┌──

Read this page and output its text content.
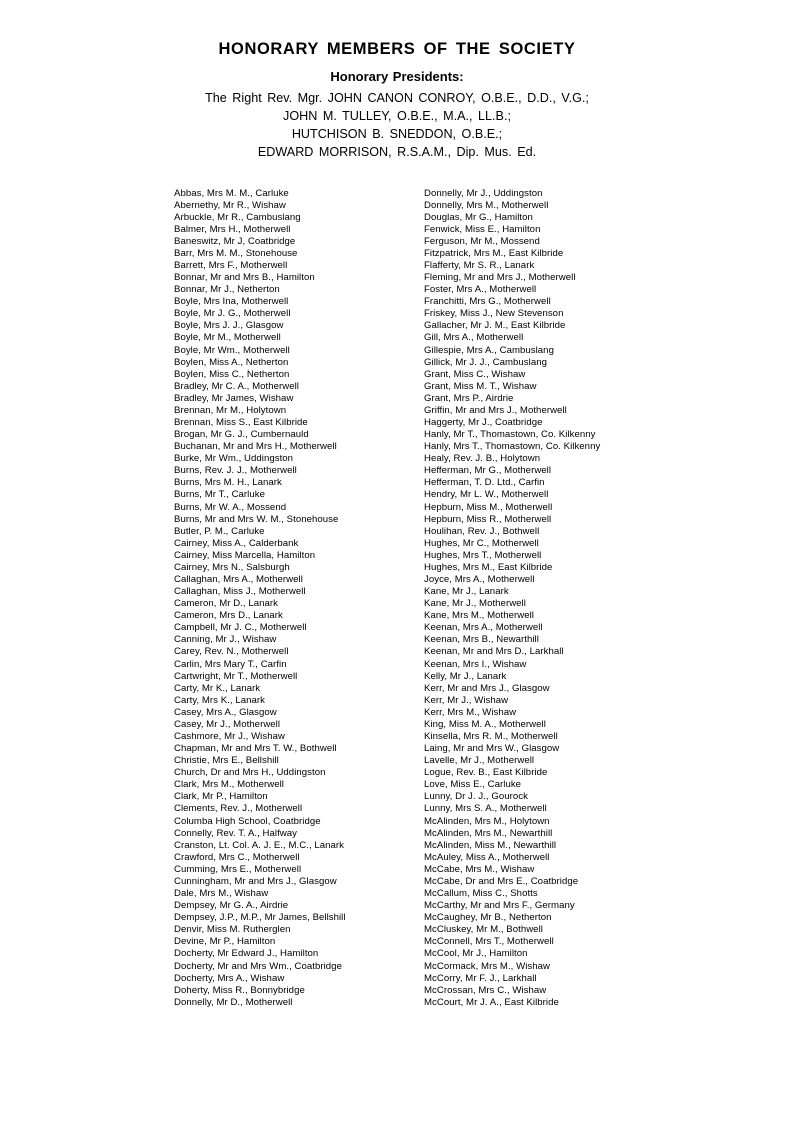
HONORARY MEMBERS OF THE SOCIETY
Honorary Presidents:
The Right Rev. Mgr. JOHN CANON CONROY, O.B.E., D.D., V.G.;
JOHN M. TULLEY, O.B.E., M.A., LL.B.;
HUTCHISON B. SNEDDON, O.B.E.;
EDWARD MORRISON, R.S.A.M., Dip. Mus. Ed.
Abbas, Mrs M. M., Carluke
Abernethy, Mr R., Wishaw
Arbuckle, Mr R., Cambuslang
Balmer, Mrs H., Motherwell
Baneswitz, Mr J, Coatbridge
Barr, Mrs M. M., Stonehouse
Barrett, Mrs F., Motherwell
Bonnar, Mr and Mrs B., Hamilton
Bonnar, Mr J., Netherton
Boyle, Mrs Ina, Motherwell
Boyle, Mr J. G., Motherwell
Boyle, Mrs J. J., Glasgow
Boyle, Mr M., Motherwell
Boyle, Mr Wm., Motherwell
Boylen, Miss A., Netherton
Boylen, Miss C., Netherton
Bradley, Mr C. A., Motherwell
Bradley, Mr James, Wishaw
Brennan, Mr M., Holytown
Brennan, Miss S., East Kilbride
Brogan, Mr G. J., Cumbernauld
Buchanan, Mr and Mrs H., Motherwell
Burke, Mr Wm., Uddingston
Burns, Rev. J. J., Motherwell
Burns, Mrs M. H., Lanark
Burns, Mr T., Carluke
Burns, Mr W. A., Mossend
Burns, Mr and Mrs W. M., Stonehouse
Butler, P. M., Carluke
Cairney, Miss A., Calderbank
Cairney, Miss Marcella, Hamilton
Cairney, Mrs N., Salsburgh
Callaghan, Mrs A., Motherwell
Callaghan, Miss J., Motherwell
Cameron, Mr D., Lanark
Cameron, Mrs D., Lanark
Campbell, Mr J. C., Motherwell
Canning, Mr J., Wishaw
Carey, Rev. N., Motherwell
Carlin, Mrs Mary T., Carfin
Cartwright, Mr T., Motherwell
Carty, Mr K., Lanark
Carty, Mrs K., Lanark
Casey, Mrs A., Glasgow
Casey, Mr J., Motherwell
Cashmore, Mr J., Wishaw
Chapman, Mr and Mrs T. W., Bothwell
Christie, Mrs E., Bellshill
Church, Dr and Mrs H., Uddingston
Clark, Mrs M., Motherwell
Clark, Mr P., Hamilton
Clements, Rev. J., Motherwell
Columba High School, Coatbridge
Connelly, Rev. T. A., Halfway
Cranston, Lt. Col. A. J. E., M.C., Lanark
Crawford, Mrs C., Motherwell
Cumming, Mrs E., Motherwell
Cunningham, Mr and Mrs J., Glasgow
Dale, Mrs M., Wishaw
Dempsey, Mr G. A., Airdrie
Dempsey, J.P., M.P., Mr James, Bellshill
Denvir, Miss M. Rutherglen
Devine, Mr P., Hamilton
Docherty, Mr Edward J., Hamilton
Docherty, Mr and Mrs Wm., Coatbridge
Docherty, Mrs A., Wishaw
Doherty, Miss R., Bonnybridge
Donnelly, Mr D., Motherwell
Donnelly, Mr J., Uddingston
Donnelly, Mrs M., Motherwell
Douglas, Mr G., Hamilton
Fenwick, Miss E., Hamilton
Ferguson, Mr M., Mossend
Fitzpatrick, Mrs M., East Kilbride
Flafferty, Mr S. R., Lanark
Fleming, Mr and Mrs J., Motherwell
Foster, Mrs A., Motherwell
Franchitti, Mrs G., Motherwell
Friskey, Miss J., New Stevenson
Gallacher, Mr J. M., East Kilbride
Gill, Mrs A., Motherwell
Gillespie, Mrs A., Cambuslang
Gillick, Mr J. J., Cambuslang
Grant, Miss C., Wishaw
Grant, Miss M. T., Wishaw
Grant, Mrs P., Airdrie
Griffin, Mr and Mrs J., Motherwell
Haggerty, Mr J., Coatbridge
Hanly, Mr T., Thomastown, Co. Kilkenny
Hanly, Mrs T., Thomastown, Co. Kilkenny
Healy, Rev. J. B., Holytown
Hefferman, Mr G., Motherwell
Hefferman, T. D. Ltd., Carfin
Hendry, Mr L. W., Motherwell
Hepburn, Miss M., Motherwell
Hepburn, Miss R., Motherwell
Houlihan, Rev. J., Bothwell
Hughes, Mr C., Motherwell
Hughes, Mrs T., Motherwell
Hughes, Mrs M., East Kilbride
Joyce, Mrs A., Motherwell
Kane, Mr J., Lanark
Kane, Mr J., Motherwell
Kane, Mrs M., Motherwell
Keenan, Mrs A., Motherwell
Keenan, Mrs B., Newarthill
Keenan, Mr and Mrs D., Larkhall
Keenan, Mrs I., Wishaw
Kelly, Mr J., Lanark
Kerr, Mr and Mrs J., Glasgow
Kerr, Mr J., Wishaw
Kerr, Mrs M., Wishaw
King, Miss M. A., Motherwell
Kinsella, Mrs R. M., Motherwell
Laing, Mr and Mrs W., Glasgow
Lavelle, Mr J., Motherwell
Logue, Rev. B., East Kilbride
Love, Miss E., Carluke
Lunny, Dr J. J., Gourock
Lunny, Mrs S. A., Motherwell
McAlinden, Mrs M., Holytown
McAlinden, Mrs M., Newarthill
McAlinden, Miss M., Newarthill
McAuley, Miss A., Motherwell
McCabe, Mrs M., Wishaw
McCabe, Dr and Mrs E., Coatbridge
McCallum, Miss C., Shotts
McCarthy, Mr and Mrs F., Germany
McCaughey, Mr B., Netherton
McCluskey, Mr M., Bothwell
McConnell, Mrs T., Motherwell
McCool, Mr J., Hamilton
McCormack, Mrs M., Wishaw
McCorry, Mr F. J., Larkhall
McCrossan, Mrs C., Wishaw
McCourt, Mr J. A., East Kilbride
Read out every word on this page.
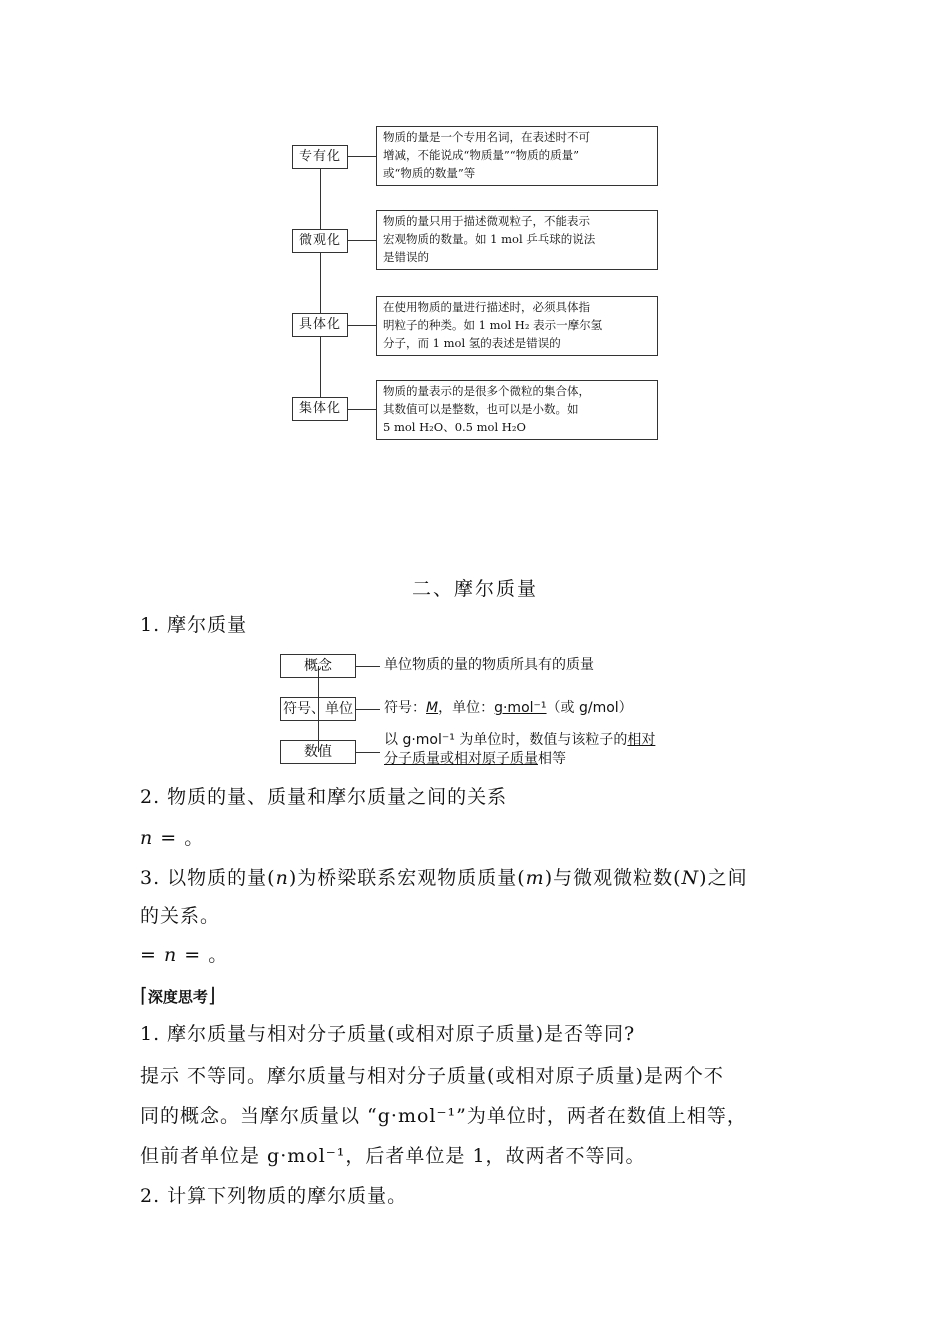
专有化
物质的量是一个专用名词，在表述时不可
增减，不能说成“物质量”“物质的质量”
或“物质的数量”等
微观化
物质的量只用于描述微观粒子，不能表示
宏观物质的数量。如 1 mol 乒乓球的说法
是错误的
具体化
在使用物质的量进行描述时，必须具体指
明粒子的种类。如 1 mol H₂ 表示一摩尔氢
分子，而 1 mol 氢的表述是错误的
集体化
物质的量表示的是很多个微粒的集合体，
其数值可以是整数，也可以是小数。如
5 mol H₂O、0.5 mol H₂O
二、摩尔质量
1. 摩尔质量
概念	单位物质的量的物质所具有的质量
符号、单位 符号：M，单位：g·mol⁻¹（或 g/mol）
数值
以 g·mol⁻¹ 为单位时，数值与该粒子的相对
分子质量或相对原子质量相等
2. 物质的量、质量和摩尔质量之间的关系
n = 。
3. 以物质的量(n)为桥梁联系宏观物质质量(m)与微观微粒数(N)之间
的关系。
= n = 。
⌈深度思考⌋
1. 摩尔质量与相对分子质量(或相对原子质量)是否等同?
提示 不等同。摩尔质量与相对分子质量(或相对原子质量)是两个不
同的概念。当摩尔质量以 “g·mol⁻¹”为单位时，两者在数值上相等，
但前者单位是 g·mol⁻¹，后者单位是 1，故两者不等同。
2. 计算下列物质的摩尔质量。
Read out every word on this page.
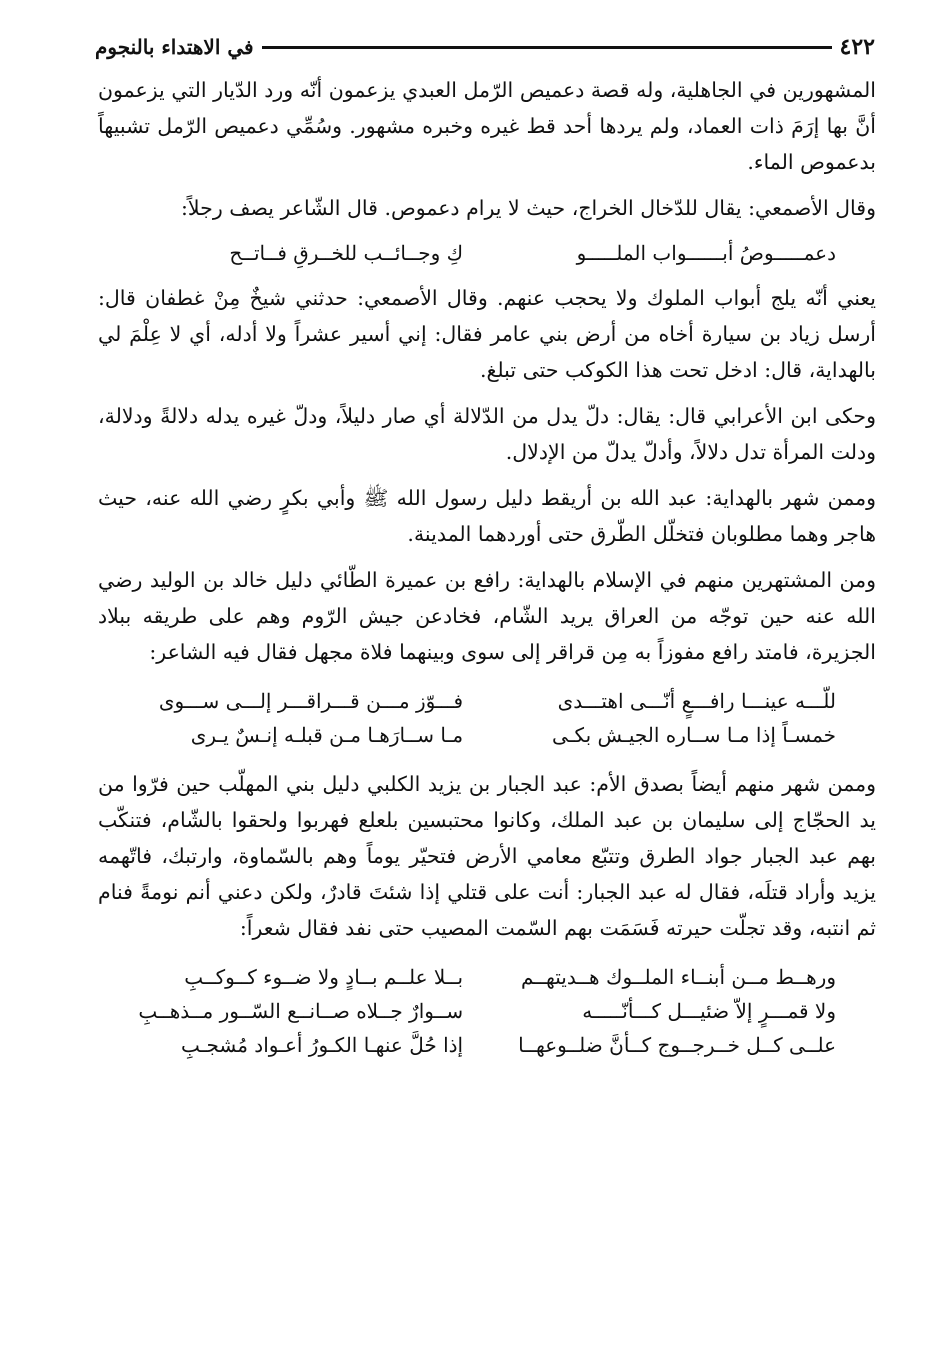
٤٢٢
في الاهتداء بالنجوم

المشهورين في الجاهلية، وله قصة دعميص الرّمل العبدي يزعمون أنّه ورد الدّيار التي يزعمون أنَّ بها إرَمَ ذات العماد، ولم يردها أحد قط غيره وخبره مشهور. وسُمِّي دعميص الرّمل تشبيهاً بدعموص الماء.

وقال الأصمعي: يقال للدّخال الخراج، حيث لا يرام دعموص. قال الشّاعر يصف رجلاً:

دعمـــــوصُ أبــــــواب الملـــــو
كِ وجــائــب للخــرقِ فــاتــح

يعني أنّه يلج أبواب الملوك ولا يحجب عنهم. وقال الأصمعي: حدثني شيخٌ مِنْ غطفان قال: أرسل زياد بن سيارة أخاه من أرض بني عامر فقال: إني أسير عشراً ولا أدله، أي لا عِلْمَ لي بالهداية، قال: ادخل تحت هذا الكوكب حتى تبلغ.

وحكى ابن الأعرابي قال: يقال: دلّ يدل من الدّلالة أي صار دليلاً، ودلّ غيره يدله دلالةً ودلالة، ودلت المرأة تدل دلالاً، وأدلّ يدلّ من الإدلال.

وممن شهر بالهداية: عبد الله بن أريقط دليل رسول الله ﷺ وأبي بكرٍ رضي الله عنه، حيث هاجر وهما مطلوبان فتخلّل الطّرق حتى أوردهما المدينة.

ومن المشتهرين منهم في الإسلام بالهداية: رافع بن عميرة الطّائي دليل خالد بن الوليد رضي الله عنه حين توجّه من العراق يريد الشّام، فخادعن جيش الرّوم وهم على طريقه ببلاد الجزيرة، فامتد رافع مفوزاً به مِن قراقر إلى سوى وبينهما فلاة مجهل فقال فيه الشاعر:

للّـــه عينـــا رافـــعٍ أنّـــى اهتـــدى
فـــوّز مـــن قـــراقـــر إلـــى ســـوى
خمسـاً إذا مـا ســاره الجيـش بكـى
مـا ســارَهـا مـن قبلـه إنـسٌ يـرى

وممن شهر منهم أيضاً بصدق الأم: عبد الجبار بن يزيد الكلبي دليل بني المهلّب حين فرّوا من يد الحجّاج إلى سليمان بن عبد الملك، وكانوا محتبسين بلعلع فهربوا ولحقوا بالشّام، فتنكّب بهم عبد الجبار جواد الطرق وتتبّع معامي الأرض فتحيّر يوماً وهم بالسّماوة، وارتبك، فاتّهمه يزيد وأراد قتلَه، فقال له عبد الجبار: أنت على قتلي إذا شئتَ قادرٌ، ولكن دعني أنم نومةً فنام ثم انتبه، وقد تجلّت حيرته فَسَمَت بهم السّمت المصيب حتى نفد فقال شعراً:

ورهــط مــن أبنــاء الملــوك هــديتهــم
بــلا علــم بــادٍ ولا ضــوء كــوكــبِ
ولا قمـــرٍ إلاّ ضئيـــل كـــأنّـــــه
ســوارٌ جــلاه صــانــع السّــور مــذهــبِ
علــى كــل خــرجــوج كــأنَّ ضلــوعهــا
إذا حُلَّ عنهـا الكـورُ أعـواد مُشجـبِ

└──

Give the count of lines in the data above that hold the string "Cambuslang", with no additional words.

3